Extracted data entries:
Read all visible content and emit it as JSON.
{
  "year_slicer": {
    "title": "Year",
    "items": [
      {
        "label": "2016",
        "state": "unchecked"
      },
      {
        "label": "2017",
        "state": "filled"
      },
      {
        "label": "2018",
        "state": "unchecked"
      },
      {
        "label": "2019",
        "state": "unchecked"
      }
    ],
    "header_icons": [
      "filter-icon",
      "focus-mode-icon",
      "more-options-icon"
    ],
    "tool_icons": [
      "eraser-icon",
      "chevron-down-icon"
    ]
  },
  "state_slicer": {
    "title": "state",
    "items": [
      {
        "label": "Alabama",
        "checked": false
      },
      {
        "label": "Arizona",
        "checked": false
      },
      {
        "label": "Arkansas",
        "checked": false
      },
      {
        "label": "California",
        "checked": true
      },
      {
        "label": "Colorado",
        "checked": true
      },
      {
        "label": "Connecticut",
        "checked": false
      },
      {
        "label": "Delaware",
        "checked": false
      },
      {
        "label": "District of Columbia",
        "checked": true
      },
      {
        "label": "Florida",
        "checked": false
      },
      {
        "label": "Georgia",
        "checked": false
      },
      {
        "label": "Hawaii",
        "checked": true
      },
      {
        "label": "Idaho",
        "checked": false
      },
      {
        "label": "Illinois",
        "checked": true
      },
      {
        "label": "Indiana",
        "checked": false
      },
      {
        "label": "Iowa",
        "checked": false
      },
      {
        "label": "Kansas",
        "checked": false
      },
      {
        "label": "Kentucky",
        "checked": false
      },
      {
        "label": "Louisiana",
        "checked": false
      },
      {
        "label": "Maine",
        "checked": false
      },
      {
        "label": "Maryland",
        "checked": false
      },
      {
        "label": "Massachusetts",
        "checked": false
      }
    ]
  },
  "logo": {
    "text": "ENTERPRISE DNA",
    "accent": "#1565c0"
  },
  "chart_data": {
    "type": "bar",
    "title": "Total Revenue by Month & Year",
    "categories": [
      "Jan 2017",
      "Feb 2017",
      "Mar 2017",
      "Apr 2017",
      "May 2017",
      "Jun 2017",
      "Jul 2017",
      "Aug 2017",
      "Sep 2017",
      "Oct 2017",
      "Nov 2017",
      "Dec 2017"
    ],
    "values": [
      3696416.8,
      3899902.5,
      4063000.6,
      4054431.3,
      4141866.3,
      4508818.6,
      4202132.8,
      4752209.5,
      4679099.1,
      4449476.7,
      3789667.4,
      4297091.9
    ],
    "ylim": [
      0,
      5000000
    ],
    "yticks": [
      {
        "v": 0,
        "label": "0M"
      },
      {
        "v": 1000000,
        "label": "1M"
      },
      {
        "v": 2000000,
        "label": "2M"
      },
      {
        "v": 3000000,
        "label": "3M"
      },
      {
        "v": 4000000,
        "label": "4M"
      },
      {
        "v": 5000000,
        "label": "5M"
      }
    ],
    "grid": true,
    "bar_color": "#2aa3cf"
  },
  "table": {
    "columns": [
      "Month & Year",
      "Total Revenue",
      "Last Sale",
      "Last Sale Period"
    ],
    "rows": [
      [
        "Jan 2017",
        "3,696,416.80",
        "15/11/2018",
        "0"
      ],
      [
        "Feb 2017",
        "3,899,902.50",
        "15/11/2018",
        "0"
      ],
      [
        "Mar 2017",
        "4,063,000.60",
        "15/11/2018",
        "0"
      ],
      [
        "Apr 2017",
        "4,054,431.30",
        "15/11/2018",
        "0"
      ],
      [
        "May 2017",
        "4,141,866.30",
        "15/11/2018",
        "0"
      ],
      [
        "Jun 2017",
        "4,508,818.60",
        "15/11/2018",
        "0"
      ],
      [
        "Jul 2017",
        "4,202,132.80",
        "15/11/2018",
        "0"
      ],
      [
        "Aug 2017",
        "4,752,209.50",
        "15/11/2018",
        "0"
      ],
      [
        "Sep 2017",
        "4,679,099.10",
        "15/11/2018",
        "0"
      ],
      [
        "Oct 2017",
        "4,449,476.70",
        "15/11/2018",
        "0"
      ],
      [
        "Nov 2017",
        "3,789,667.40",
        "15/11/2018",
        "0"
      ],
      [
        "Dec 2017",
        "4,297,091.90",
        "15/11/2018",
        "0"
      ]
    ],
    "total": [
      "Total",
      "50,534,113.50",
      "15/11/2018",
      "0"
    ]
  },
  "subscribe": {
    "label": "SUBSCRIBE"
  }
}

*WRITTEN TASK:* Retype every record above exactly as written.

*OUTPUT BELOW:*
Read all visible content and emit it as JSON.
{
  "year_slicer": {
    "title": "Year",
    "items": [
      {
        "label": "2016",
        "state": "unchecked"
      },
      {
        "label": "2017",
        "state": "filled"
      },
      {
        "label": "2018",
        "state": "unchecked"
      },
      {
        "label": "2019",
        "state": "unchecked"
      }
    ],
    "header_icons": [
      "filter-icon",
      "focus-mode-icon",
      "more-options-icon"
    ],
    "tool_icons": [
      "eraser-icon",
      "chevron-down-icon"
    ]
  },
  "state_slicer": {
    "title": "state",
    "items": [
      {
        "label": "Alabama",
        "checked": false
      },
      {
        "label": "Arizona",
        "checked": false
      },
      {
        "label": "Arkansas",
        "checked": false
      },
      {
        "label": "California",
        "checked": true
      },
      {
        "label": "Colorado",
        "checked": true
      },
      {
        "label": "Connecticut",
        "checked": false
      },
      {
        "label": "Delaware",
        "checked": false
      },
      {
        "label": "District of Columbia",
        "checked": true
      },
      {
        "label": "Florida",
        "checked": false
      },
      {
        "label": "Georgia",
        "checked": false
      },
      {
        "label": "Hawaii",
        "checked": true
      },
      {
        "label": "Idaho",
        "checked": false
      },
      {
        "label": "Illinois",
        "checked": true
      },
      {
        "label": "Indiana",
        "checked": false
      },
      {
        "label": "Iowa",
        "checked": false
      },
      {
        "label": "Kansas",
        "checked": false
      },
      {
        "label": "Kentucky",
        "checked": false
      },
      {
        "label": "Louisiana",
        "checked": false
      },
      {
        "label": "Maine",
        "checked": false
      },
      {
        "label": "Maryland",
        "checked": false
      },
      {
        "label": "Massachusetts",
        "checked": false
      }
    ]
  },
  "logo": {
    "text": "ENTERPRISE DNA",
    "accent": "#1565c0"
  },
  "chart_data": {
    "type": "bar",
    "title": "Total Revenue by Month & Year",
    "categories": [
      "Jan 2017",
      "Feb 2017",
      "Mar 2017",
      "Apr 2017",
      "May 2017",
      "Jun 2017",
      "Jul 2017",
      "Aug 2017",
      "Sep 2017",
      "Oct 2017",
      "Nov 2017",
      "Dec 2017"
    ],
    "values": [
      3696416.8,
      3899902.5,
      4063000.6,
      4054431.3,
      4141866.3,
      4508818.6,
      4202132.8,
      4752209.5,
      4679099.1,
      4449476.7,
      3789667.4,
      4297091.9
    ],
    "ylim": [
      0,
      5000000
    ],
    "yticks": [
      {
        "v": 0,
        "label": "0M"
      },
      {
        "v": 1000000,
        "label": "1M"
      },
      {
        "v": 2000000,
        "label": "2M"
      },
      {
        "v": 3000000,
        "label": "3M"
      },
      {
        "v": 4000000,
        "label": "4M"
      },
      {
        "v": 5000000,
        "label": "5M"
      }
    ],
    "grid": true,
    "bar_color": "#2aa3cf"
  },
  "table": {
    "columns": [
      "Month & Year",
      "Total Revenue",
      "Last Sale",
      "Last Sale Period"
    ],
    "rows": [
      [
        "Jan 2017",
        "3,696,416.80",
        "15/11/2018",
        "0"
      ],
      [
        "Feb 2017",
        "3,899,902.50",
        "15/11/2018",
        "0"
      ],
      [
        "Mar 2017",
        "4,063,000.60",
        "15/11/2018",
        "0"
      ],
      [
        "Apr 2017",
        "4,054,431.30",
        "15/11/2018",
        "0"
      ],
      [
        "May 2017",
        "4,141,866.30",
        "15/11/2018",
        "0"
      ],
      [
        "Jun 2017",
        "4,508,818.60",
        "15/11/2018",
        "0"
      ],
      [
        "Jul 2017",
        "4,202,132.80",
        "15/11/2018",
        "0"
      ],
      [
        "Aug 2017",
        "4,752,209.50",
        "15/11/2018",
        "0"
      ],
      [
        "Sep 2017",
        "4,679,099.10",
        "15/11/2018",
        "0"
      ],
      [
        "Oct 2017",
        "4,449,476.70",
        "15/11/2018",
        "0"
      ],
      [
        "Nov 2017",
        "3,789,667.40",
        "15/11/2018",
        "0"
      ],
      [
        "Dec 2017",
        "4,297,091.90",
        "15/11/2018",
        "0"
      ]
    ],
    "total": [
      "Total",
      "50,534,113.50",
      "15/11/2018",
      "0"
    ]
  },
  "subscribe": {
    "label": "SUBSCRIBE"
  }
}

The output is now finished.